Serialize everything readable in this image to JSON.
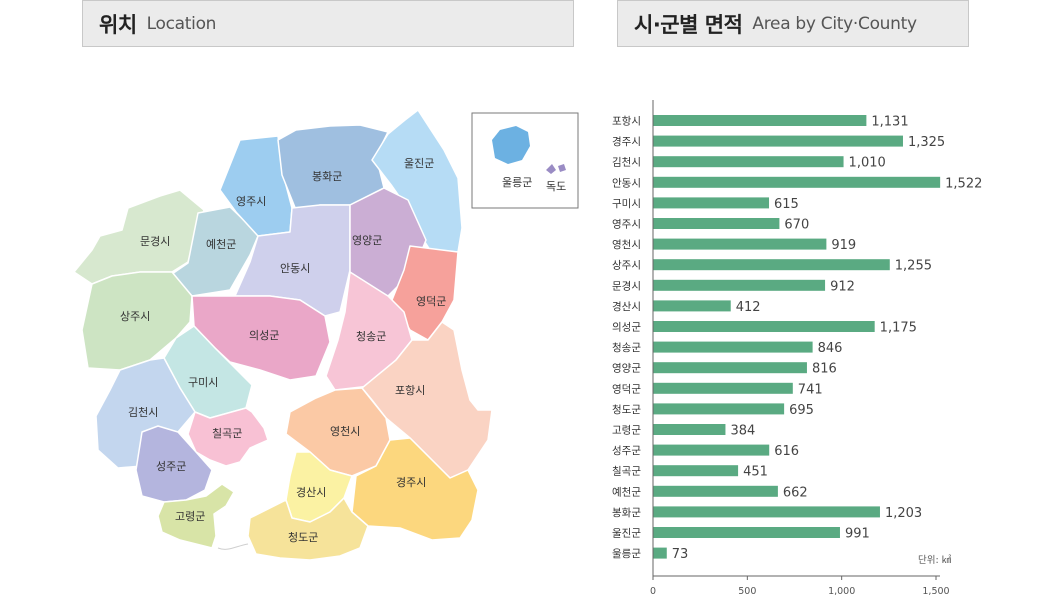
{
  "location_header": {
    "title_ko": "위치",
    "title_en": "Location"
  },
  "area_header": {
    "title_ko": "시·군별 면적",
    "title_en": "Area by City·County"
  },
  "map": {
    "regions": [
      {
        "id": "mungyeong",
        "name": "문경시",
        "color": "#d7e8cf"
      },
      {
        "id": "yecheon",
        "name": "예천군",
        "color": "#b9d6df"
      },
      {
        "id": "yeongju",
        "name": "영주시",
        "color": "#9dcdf0"
      },
      {
        "id": "bonghwa",
        "name": "봉화군",
        "color": "#9fbfe0"
      },
      {
        "id": "uljin",
        "name": "울진군",
        "color": "#b6dcf5"
      },
      {
        "id": "andong",
        "name": "안동시",
        "color": "#cfd0ec"
      },
      {
        "id": "yeongyang",
        "name": "영양군",
        "color": "#cbaed4"
      },
      {
        "id": "yeongdeok",
        "name": "영덕군",
        "color": "#f6a19b"
      },
      {
        "id": "sangju",
        "name": "상주시",
        "color": "#cde4c3"
      },
      {
        "id": "uiseong",
        "name": "의성군",
        "color": "#eaa7c8"
      },
      {
        "id": "cheongsong",
        "name": "청송군",
        "color": "#f7c5d6"
      },
      {
        "id": "gumi",
        "name": "구미시",
        "color": "#c4e6e4"
      },
      {
        "id": "gimcheon",
        "name": "김천시",
        "color": "#c3d6ee"
      },
      {
        "id": "chilgok",
        "name": "칠곡군",
        "color": "#f8c1d4"
      },
      {
        "id": "pohang",
        "name": "포항시",
        "color": "#fad3c3"
      },
      {
        "id": "yeongcheon",
        "name": "영천시",
        "color": "#fbc9a5"
      },
      {
        "id": "seongju",
        "name": "성주군",
        "color": "#b4b5de"
      },
      {
        "id": "gyeongsan",
        "name": "경산시",
        "color": "#fbf2a3"
      },
      {
        "id": "gyeongju",
        "name": "경주시",
        "color": "#fcd77e"
      },
      {
        "id": "goryeong",
        "name": "고령군",
        "color": "#d8e4a7"
      },
      {
        "id": "cheongdo",
        "name": "청도군",
        "color": "#f6e39a"
      }
    ],
    "inset": {
      "ulleung": "울릉군",
      "dokdo": "독도",
      "ulleung_color": "#6cb1e2",
      "dokdo_color": "#9a8cc4"
    }
  },
  "chart_data": {
    "type": "bar",
    "orientation": "horizontal",
    "categories": [
      "포항시",
      "경주시",
      "김천시",
      "안동시",
      "구미시",
      "영주시",
      "영천시",
      "상주시",
      "문경시",
      "경산시",
      "의성군",
      "청송군",
      "영양군",
      "영덕군",
      "청도군",
      "고령군",
      "성주군",
      "칠곡군",
      "예천군",
      "봉화군",
      "울진군",
      "울릉군"
    ],
    "values": [
      1131,
      1325,
      1010,
      1522,
      615,
      670,
      919,
      1255,
      912,
      412,
      1175,
      846,
      816,
      741,
      695,
      384,
      616,
      451,
      662,
      1203,
      991,
      73
    ],
    "value_labels": [
      "1,131",
      "1,325",
      "1,010",
      "1,522",
      "615",
      "670",
      "919",
      "1,255",
      "912",
      "412",
      "1,175",
      "846",
      "816",
      "741",
      "695",
      "384",
      "616",
      "451",
      "662",
      "1,203",
      "991",
      "73"
    ],
    "xticks": [
      0,
      500,
      1000,
      1500
    ],
    "xtick_labels": [
      "0",
      "500",
      "1,000",
      "1,500"
    ],
    "xlim": [
      0,
      1500
    ],
    "unit": "단위: ㎢",
    "bar_color": "#5aaa82",
    "grid": false,
    "legend": "none"
  }
}
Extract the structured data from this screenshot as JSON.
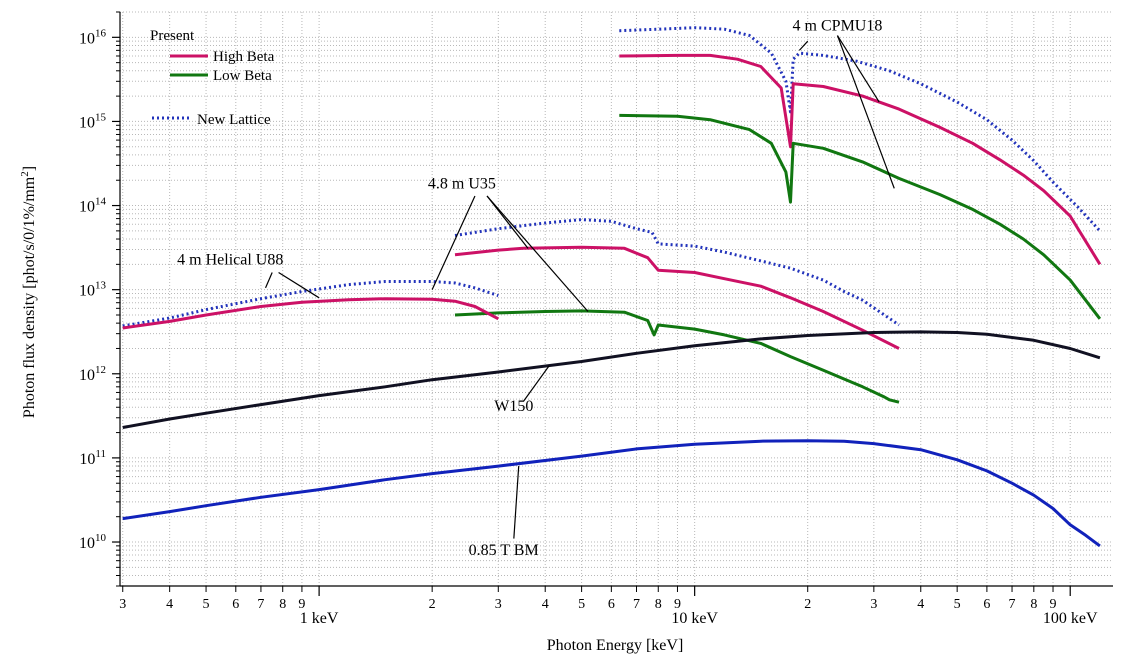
{
  "chart_data": {
    "type": "line",
    "x_scale": "log",
    "y_scale": "log",
    "xlim": [
      0.295,
      130
    ],
    "ylim": [
      3000000000,
      20000000000000000
    ],
    "grid": true,
    "xlabel": "Photon Energy [keV]",
    "ylabel_main": "Photon flux density [phot/s/0/1%/mm",
    "ylabel_sup": "2",
    "ylabel_close": "]",
    "x_major_ticks": [
      {
        "value": 1,
        "label": "1 keV"
      },
      {
        "value": 10,
        "label": "10 keV"
      },
      {
        "value": 100,
        "label": "100 keV"
      }
    ],
    "x_minor_ticks": [
      {
        "value": 0.3,
        "label": "3"
      },
      {
        "value": 0.4,
        "label": "4"
      },
      {
        "value": 0.5,
        "label": "5"
      },
      {
        "value": 0.6,
        "label": "6"
      },
      {
        "value": 0.7,
        "label": "7"
      },
      {
        "value": 0.8,
        "label": "8"
      },
      {
        "value": 0.9,
        "label": "9"
      },
      {
        "value": 2,
        "label": "2"
      },
      {
        "value": 3,
        "label": "3"
      },
      {
        "value": 4,
        "label": "4"
      },
      {
        "value": 5,
        "label": "5"
      },
      {
        "value": 6,
        "label": "6"
      },
      {
        "value": 7,
        "label": "7"
      },
      {
        "value": 8,
        "label": "8"
      },
      {
        "value": 9,
        "label": "9"
      },
      {
        "value": 20,
        "label": "2"
      },
      {
        "value": 30,
        "label": "3"
      },
      {
        "value": 40,
        "label": "4"
      },
      {
        "value": 50,
        "label": "5"
      },
      {
        "value": 60,
        "label": "6"
      },
      {
        "value": 70,
        "label": "7"
      },
      {
        "value": 80,
        "label": "8"
      },
      {
        "value": 90,
        "label": "9"
      }
    ],
    "y_ticks": [
      {
        "exp": 10,
        "base": "10",
        "sup": "10"
      },
      {
        "exp": 11,
        "base": "10",
        "sup": "11"
      },
      {
        "exp": 12,
        "base": "10",
        "sup": "12"
      },
      {
        "exp": 13,
        "base": "10",
        "sup": "13"
      },
      {
        "exp": 14,
        "base": "10",
        "sup": "14"
      },
      {
        "exp": 15,
        "base": "10",
        "sup": "15"
      },
      {
        "exp": 16,
        "base": "10",
        "sup": "16"
      }
    ],
    "legend": {
      "position": "top-left",
      "title": "Present",
      "entries": [
        {
          "label": "High Beta",
          "color": "#cc1166",
          "style": "solid"
        },
        {
          "label": "Low Beta",
          "color": "#117711",
          "style": "solid"
        },
        {
          "label": "New Lattice",
          "color": "#2233bb",
          "style": "dotted"
        }
      ]
    },
    "annotations": [
      {
        "text": "4 m CPMU18",
        "x": 24,
        "y": 1.2e+16
      },
      {
        "text": "4.8 m U35",
        "x": 2.4,
        "y": 160000000000000.0
      },
      {
        "text": "4 m Helical U88",
        "x": 0.58,
        "y": 20000000000000.0
      },
      {
        "text": "W150",
        "x": 3.3,
        "y": 360000000000.0
      },
      {
        "text": "0.85 T BM",
        "x": 3.1,
        "y": 7000000000.0
      }
    ],
    "series": [
      {
        "color": "#2233bb",
        "style": "dotted",
        "points": [
          [
            6.3,
            1.2e+16
          ],
          [
            8,
            1.25e+16
          ],
          [
            10,
            1.3e+16
          ],
          [
            12,
            1.25e+16
          ],
          [
            14,
            1.05e+16
          ],
          [
            16,
            6500000000000000.0
          ],
          [
            17.5,
            3000000000000000.0
          ],
          [
            18,
            1300000000000000.0
          ],
          [
            18.3,
            5500000000000000.0
          ],
          [
            19,
            6500000000000000.0
          ],
          [
            22,
            6100000000000000.0
          ],
          [
            27,
            5200000000000000.0
          ],
          [
            33,
            4000000000000000.0
          ],
          [
            40,
            2800000000000000.0
          ],
          [
            50,
            1700000000000000.0
          ],
          [
            60,
            1050000000000000.0
          ],
          [
            70,
            600000000000000.0
          ],
          [
            80,
            340000000000000.0
          ],
          [
            90,
            190000000000000.0
          ],
          [
            105,
            95000000000000.0
          ],
          [
            120,
            50000000000000.0
          ]
        ]
      },
      {
        "color": "#cc1166",
        "style": "solid",
        "points": [
          [
            6.3,
            6000000000000000.0
          ],
          [
            9,
            6100000000000000.0
          ],
          [
            11,
            6100000000000000.0
          ],
          [
            13,
            5500000000000000.0
          ],
          [
            15,
            4500000000000000.0
          ],
          [
            17,
            2500000000000000.0
          ],
          [
            18,
            500000000000000.0
          ],
          [
            18.3,
            2800000000000000.0
          ],
          [
            22,
            2600000000000000.0
          ],
          [
            28,
            2000000000000000.0
          ],
          [
            35,
            1400000000000000.0
          ],
          [
            45,
            850000000000000.0
          ],
          [
            55,
            550000000000000.0
          ],
          [
            65,
            350000000000000.0
          ],
          [
            75,
            230000000000000.0
          ],
          [
            85,
            150000000000000.0
          ],
          [
            100,
            75000000000000.0
          ],
          [
            120,
            20000000000000.0
          ]
        ]
      },
      {
        "color": "#117711",
        "style": "solid",
        "points": [
          [
            6.3,
            1180000000000000.0
          ],
          [
            9,
            1150000000000000.0
          ],
          [
            11,
            1050000000000000.0
          ],
          [
            14,
            800000000000000.0
          ],
          [
            16,
            550000000000000.0
          ],
          [
            17.5,
            250000000000000.0
          ],
          [
            18,
            110000000000000.0
          ],
          [
            18.3,
            550000000000000.0
          ],
          [
            22,
            480000000000000.0
          ],
          [
            28,
            330000000000000.0
          ],
          [
            35,
            210000000000000.0
          ],
          [
            45,
            135000000000000.0
          ],
          [
            55,
            90000000000000.0
          ],
          [
            65,
            60000000000000.0
          ],
          [
            75,
            40000000000000.0
          ],
          [
            85,
            26000000000000.0
          ],
          [
            100,
            13000000000000.0
          ],
          [
            120,
            4500000000000.0
          ]
        ]
      },
      {
        "color": "#2233bb",
        "style": "dotted",
        "points": [
          [
            2.3,
            44000000000000.0
          ],
          [
            3,
            53000000000000.0
          ],
          [
            4,
            62000000000000.0
          ],
          [
            5,
            68000000000000.0
          ],
          [
            6,
            65000000000000.0
          ],
          [
            7,
            53000000000000.0
          ],
          [
            7.7,
            48000000000000.0
          ],
          [
            8,
            35000000000000.0
          ],
          [
            10,
            33000000000000.0
          ],
          [
            12,
            28000000000000.0
          ],
          [
            15,
            22000000000000.0
          ],
          [
            18,
            18000000000000.0
          ],
          [
            22,
            13000000000000.0
          ],
          [
            25,
            9500000000000.0
          ],
          [
            28,
            7500000000000.0
          ],
          [
            32,
            5000000000000.0
          ],
          [
            35,
            3800000000000.0
          ]
        ]
      },
      {
        "color": "#cc1166",
        "style": "solid",
        "points": [
          [
            2.3,
            26000000000000.0
          ],
          [
            3,
            29500000000000.0
          ],
          [
            3.5,
            31000000000000.0
          ],
          [
            5,
            32000000000000.0
          ],
          [
            6.5,
            31000000000000.0
          ],
          [
            7.5,
            24000000000000.0
          ],
          [
            8,
            17000000000000.0
          ],
          [
            10,
            16000000000000.0
          ],
          [
            12,
            13500000000000.0
          ],
          [
            15,
            11000000000000.0
          ],
          [
            18,
            8000000000000.0
          ],
          [
            22,
            5500000000000.0
          ],
          [
            28,
            3300000000000.0
          ],
          [
            35,
            2000000000000.0
          ]
        ]
      },
      {
        "color": "#117711",
        "style": "solid",
        "points": [
          [
            2.3,
            5000000000000.0
          ],
          [
            3,
            5300000000000.0
          ],
          [
            4,
            5500000000000.0
          ],
          [
            5,
            5600000000000.0
          ],
          [
            6.5,
            5400000000000.0
          ],
          [
            7.5,
            4300000000000.0
          ],
          [
            7.8,
            2900000000000.0
          ],
          [
            8,
            3800000000000.0
          ],
          [
            10,
            3400000000000.0
          ],
          [
            12,
            2900000000000.0
          ],
          [
            15,
            2300000000000.0
          ],
          [
            18,
            1600000000000.0
          ],
          [
            22,
            1100000000000.0
          ],
          [
            28,
            700000000000.0
          ],
          [
            32,
            530000000000.0
          ],
          [
            33,
            490000000000.0
          ],
          [
            35,
            460000000000.0
          ]
        ]
      },
      {
        "color": "#2233bb",
        "style": "dotted",
        "points": [
          [
            0.3,
            3700000000000.0
          ],
          [
            0.4,
            4600000000000.0
          ],
          [
            0.5,
            5800000000000.0
          ],
          [
            0.7,
            7800000000000.0
          ],
          [
            0.9,
            9500000000000.0
          ],
          [
            1.2,
            11500000000000.0
          ],
          [
            1.5,
            12500000000000.0
          ],
          [
            2,
            12500000000000.0
          ],
          [
            2.3,
            12000000000000.0
          ],
          [
            2.6,
            10500000000000.0
          ],
          [
            3,
            8500000000000.0
          ]
        ]
      },
      {
        "color": "#cc1166",
        "style": "solid",
        "points": [
          [
            0.3,
            3500000000000.0
          ],
          [
            0.4,
            4200000000000.0
          ],
          [
            0.5,
            5000000000000.0
          ],
          [
            0.7,
            6300000000000.0
          ],
          [
            0.9,
            7100000000000.0
          ],
          [
            1.2,
            7600000000000.0
          ],
          [
            1.5,
            7800000000000.0
          ],
          [
            2,
            7700000000000.0
          ],
          [
            2.3,
            7300000000000.0
          ],
          [
            2.6,
            6300000000000.0
          ],
          [
            3,
            4500000000000.0
          ]
        ]
      },
      {
        "color": "#111122",
        "style": "solid",
        "points": [
          [
            0.3,
            230000000000.0
          ],
          [
            0.4,
            290000000000.0
          ],
          [
            0.5,
            340000000000.0
          ],
          [
            0.7,
            430000000000.0
          ],
          [
            1,
            550000000000.0
          ],
          [
            1.5,
            700000000000.0
          ],
          [
            2,
            850000000000.0
          ],
          [
            3,
            1050000000000.0
          ],
          [
            5,
            1400000000000.0
          ],
          [
            7,
            1750000000000.0
          ],
          [
            10,
            2150000000000.0
          ],
          [
            15,
            2600000000000.0
          ],
          [
            20,
            2850000000000.0
          ],
          [
            30,
            3100000000000.0
          ],
          [
            40,
            3150000000000.0
          ],
          [
            50,
            3100000000000.0
          ],
          [
            60,
            2950000000000.0
          ],
          [
            80,
            2500000000000.0
          ],
          [
            100,
            2000000000000.0
          ],
          [
            120,
            1550000000000.0
          ]
        ]
      },
      {
        "color": "#1122bb",
        "style": "solid",
        "points": [
          [
            0.3,
            19000000000.0
          ],
          [
            0.4,
            23000000000.0
          ],
          [
            0.5,
            27000000000.0
          ],
          [
            0.7,
            34000000000.0
          ],
          [
            1,
            42000000000.0
          ],
          [
            1.5,
            55000000000.0
          ],
          [
            2,
            65000000000.0
          ],
          [
            3,
            80000000000.0
          ],
          [
            5,
            105000000000.0
          ],
          [
            7,
            128000000000.0
          ],
          [
            10,
            145000000000.0
          ],
          [
            15,
            158000000000.0
          ],
          [
            20,
            160000000000.0
          ],
          [
            25,
            158000000000.0
          ],
          [
            30,
            148000000000.0
          ],
          [
            40,
            125000000000.0
          ],
          [
            50,
            95000000000.0
          ],
          [
            60,
            70000000000.0
          ],
          [
            70,
            50000000000.0
          ],
          [
            80,
            36000000000.0
          ],
          [
            90,
            25000000000.0
          ],
          [
            100,
            16000000000.0
          ],
          [
            110,
            12000000000.0
          ],
          [
            120,
            9000000000.0
          ]
        ]
      }
    ]
  }
}
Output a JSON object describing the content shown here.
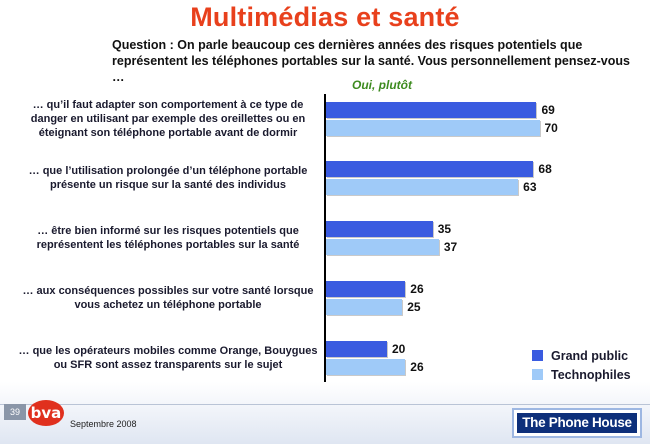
{
  "title": "Multimédias et santé",
  "question": "Question : On parle beaucoup ces dernières années des risques potentiels que représentent les téléphones portables sur la santé. Vous personnellement pensez-vous …",
  "subhead": "Oui, plutôt",
  "chart_data": {
    "type": "bar",
    "orientation": "horizontal",
    "categories": [
      "… qu’il faut adapter son comportement à ce type de danger en utilisant par exemple des oreillettes ou en éteignant son téléphone portable avant de dormir",
      "… que l’utilisation prolongée d’un téléphone portable présente un risque sur la santé des individus",
      "… être bien informé sur les risques potentiels que représentent les téléphones portables sur la santé",
      "… aux conséquences possibles sur votre santé lorsque vous achetez un téléphone portable",
      "… que les opérateurs mobiles comme Orange, Bouygues ou SFR sont assez transparents sur le sujet"
    ],
    "series": [
      {
        "name": "Grand public",
        "values": [
          69,
          68,
          35,
          26,
          20
        ],
        "color": "#3a5be0"
      },
      {
        "name": "Technophiles",
        "values": [
          70,
          63,
          37,
          25,
          26
        ],
        "color": "#9fcaf8"
      }
    ],
    "xlim": [
      0,
      100
    ],
    "legend_position": "bottom-right",
    "grid": false
  },
  "footer": {
    "page_number": "39",
    "bva_logo_text": "bva",
    "date": "Septembre 2008",
    "brand_logo_text": "The Phone House"
  }
}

Problem to solve: Collect from the data above every line that includes "type".

Output of the exercise:
    "type": "bar",
    "type": "line",
    "type": "bar",
      "… qu’il faut adapter son comportement à ce type de danger en utilisant par exemple des oreillettes ou en éteignant son téléphone portable avant de dormir",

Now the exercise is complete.